- [Supplied records]
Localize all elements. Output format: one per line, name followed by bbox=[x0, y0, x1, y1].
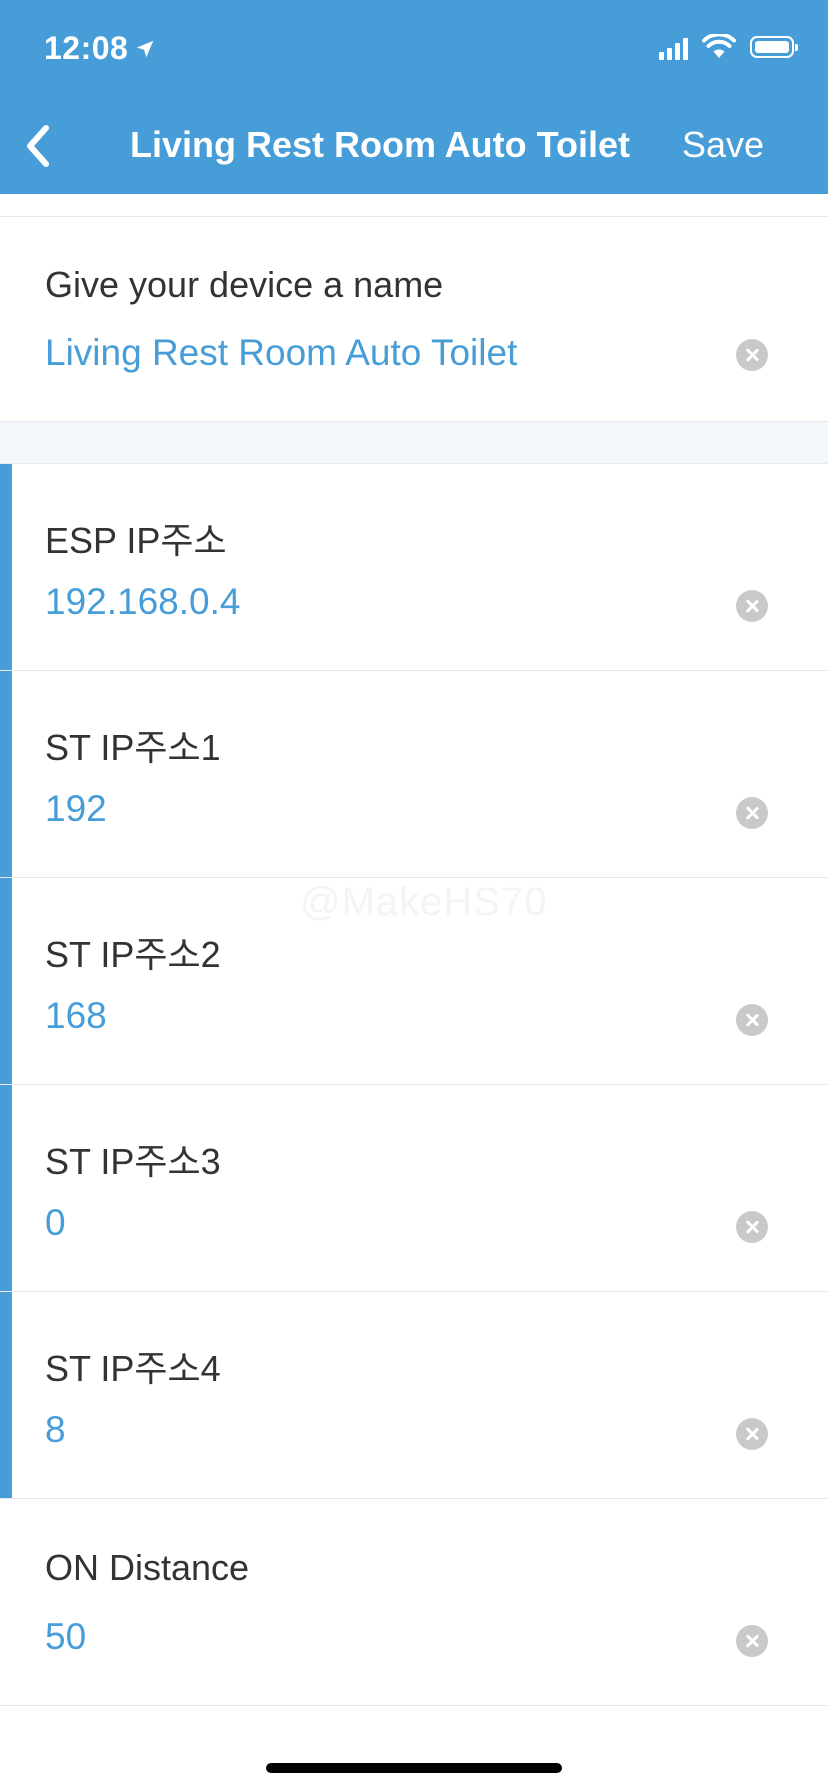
cellular-signal-icon bbox=[659, 34, 688, 60]
field-label: ST IP주소1 bbox=[45, 727, 221, 768]
page-title: Living Rest Room Auto Toilet bbox=[130, 124, 630, 165]
active-accent-bar bbox=[0, 671, 12, 877]
clear-icon[interactable] bbox=[736, 1625, 768, 1657]
battery-icon bbox=[750, 36, 798, 58]
active-accent-bar bbox=[0, 1292, 12, 1498]
location-arrow-icon bbox=[137, 40, 154, 57]
back-chevron-icon[interactable] bbox=[18, 118, 58, 174]
section-divider bbox=[0, 422, 828, 464]
st-ip2-input[interactable] bbox=[45, 995, 705, 1037]
active-accent-bar bbox=[0, 1085, 12, 1291]
wifi-icon bbox=[702, 34, 736, 58]
st-ip3-input[interactable] bbox=[45, 1202, 705, 1244]
active-accent-bar bbox=[0, 878, 12, 1084]
st-ip1-input[interactable] bbox=[45, 788, 705, 830]
esp-ip-field: ESP IP주소 bbox=[0, 464, 828, 671]
home-indicator[interactable] bbox=[266, 1763, 562, 1773]
field-label: ESP IP주소 bbox=[45, 520, 227, 561]
app-header: 12:08 Living Rest Room Auto Toilet Save bbox=[0, 0, 828, 194]
status-icons bbox=[659, 34, 798, 60]
st-ip3-field: ST IP주소3 bbox=[0, 1085, 828, 1292]
on-distance-input[interactable] bbox=[45, 1616, 705, 1658]
clear-icon[interactable] bbox=[736, 339, 768, 371]
clear-icon[interactable] bbox=[736, 590, 768, 622]
field-label: ST IP주소3 bbox=[45, 1141, 221, 1182]
device-name-field: Give your device a name bbox=[0, 216, 828, 422]
device-name-label: Give your device a name bbox=[45, 264, 444, 305]
save-button[interactable]: Save bbox=[682, 124, 764, 166]
device-name-input[interactable] bbox=[45, 332, 705, 374]
active-accent-bar bbox=[0, 464, 12, 670]
clear-icon[interactable] bbox=[736, 797, 768, 829]
st-ip1-field: ST IP주소1 bbox=[0, 671, 828, 878]
field-label: ST IP주소2 bbox=[45, 934, 221, 975]
clear-icon[interactable] bbox=[736, 1418, 768, 1450]
clear-icon[interactable] bbox=[736, 1004, 768, 1036]
esp-ip-input[interactable] bbox=[45, 581, 705, 623]
status-bar-time: 12:08 bbox=[44, 30, 156, 67]
settings-list: ESP IP주소 ST IP주소1 ST IP주소2 ST IP주소3 ST I… bbox=[0, 464, 828, 1706]
field-label: ST IP주소4 bbox=[45, 1348, 221, 1389]
st-ip4-input[interactable] bbox=[45, 1409, 705, 1451]
st-ip4-field: ST IP주소4 bbox=[0, 1292, 828, 1499]
on-distance-field: ON Distance bbox=[0, 1499, 828, 1706]
st-ip2-field: ST IP주소2 bbox=[0, 878, 828, 1085]
field-label: ON Distance bbox=[45, 1547, 250, 1588]
time-label: 12:08 bbox=[44, 30, 129, 66]
clear-icon[interactable] bbox=[736, 1211, 768, 1243]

- [Exercise directions]
Substitute "highlight-bar" for every occurrence of "active-accent-bar" throughout the records and reproduce all lines otherwise unchanged, leaving out the pictures.

- [Exercise result]
Localize all elements. Output format: one per line, name followed by bbox=[x0, y0, x1, y1].
cellular-signal-icon bbox=[659, 34, 688, 60]
field-label: ST IP주소1 bbox=[45, 727, 221, 768]
page-title: Living Rest Room Auto Toilet bbox=[130, 124, 630, 165]
highlight-bar bbox=[0, 671, 12, 877]
clear-icon[interactable] bbox=[736, 1625, 768, 1657]
battery-icon bbox=[750, 36, 798, 58]
highlight-bar bbox=[0, 1292, 12, 1498]
location-arrow-icon bbox=[137, 40, 154, 57]
back-chevron-icon[interactable] bbox=[18, 118, 58, 174]
section-divider bbox=[0, 422, 828, 464]
st-ip2-input[interactable] bbox=[45, 995, 705, 1037]
highlight-bar bbox=[0, 1085, 12, 1291]
wifi-icon bbox=[702, 34, 736, 58]
st-ip3-input[interactable] bbox=[45, 1202, 705, 1244]
highlight-bar bbox=[0, 878, 12, 1084]
st-ip1-input[interactable] bbox=[45, 788, 705, 830]
esp-ip-field: ESP IP주소 bbox=[0, 464, 828, 671]
home-indicator[interactable] bbox=[266, 1763, 562, 1773]
field-label: ESP IP주소 bbox=[45, 520, 227, 561]
app-header: 12:08 Living Rest Room Auto Toilet Save bbox=[0, 0, 828, 194]
status-icons bbox=[659, 34, 798, 60]
st-ip3-field: ST IP주소3 bbox=[0, 1085, 828, 1292]
on-distance-input[interactable] bbox=[45, 1616, 705, 1658]
clear-icon[interactable] bbox=[736, 339, 768, 371]
clear-icon[interactable] bbox=[736, 590, 768, 622]
field-label: ST IP주소3 bbox=[45, 1141, 221, 1182]
device-name-field: Give your device a name bbox=[0, 216, 828, 422]
device-name-label: Give your device a name bbox=[45, 264, 444, 305]
save-button[interactable]: Save bbox=[682, 124, 764, 166]
device-name-input[interactable] bbox=[45, 332, 705, 374]
highlight-bar bbox=[0, 464, 12, 670]
clear-icon[interactable] bbox=[736, 797, 768, 829]
st-ip1-field: ST IP주소1 bbox=[0, 671, 828, 878]
field-label: ST IP주소2 bbox=[45, 934, 221, 975]
clear-icon[interactable] bbox=[736, 1418, 768, 1450]
clear-icon[interactable] bbox=[736, 1004, 768, 1036]
esp-ip-input[interactable] bbox=[45, 581, 705, 623]
status-bar-time: 12:08 bbox=[44, 30, 156, 67]
settings-list: ESP IP주소 ST IP주소1 ST IP주소2 ST IP주소3 ST I… bbox=[0, 464, 828, 1706]
field-label: ST IP주소4 bbox=[45, 1348, 221, 1389]
st-ip4-input[interactable] bbox=[45, 1409, 705, 1451]
st-ip4-field: ST IP주소4 bbox=[0, 1292, 828, 1499]
on-distance-field: ON Distance bbox=[0, 1499, 828, 1706]
st-ip2-field: ST IP주소2 bbox=[0, 878, 828, 1085]
field-label: ON Distance bbox=[45, 1547, 250, 1588]
time-label: 12:08 bbox=[44, 30, 129, 66]
clear-icon[interactable] bbox=[736, 1211, 768, 1243]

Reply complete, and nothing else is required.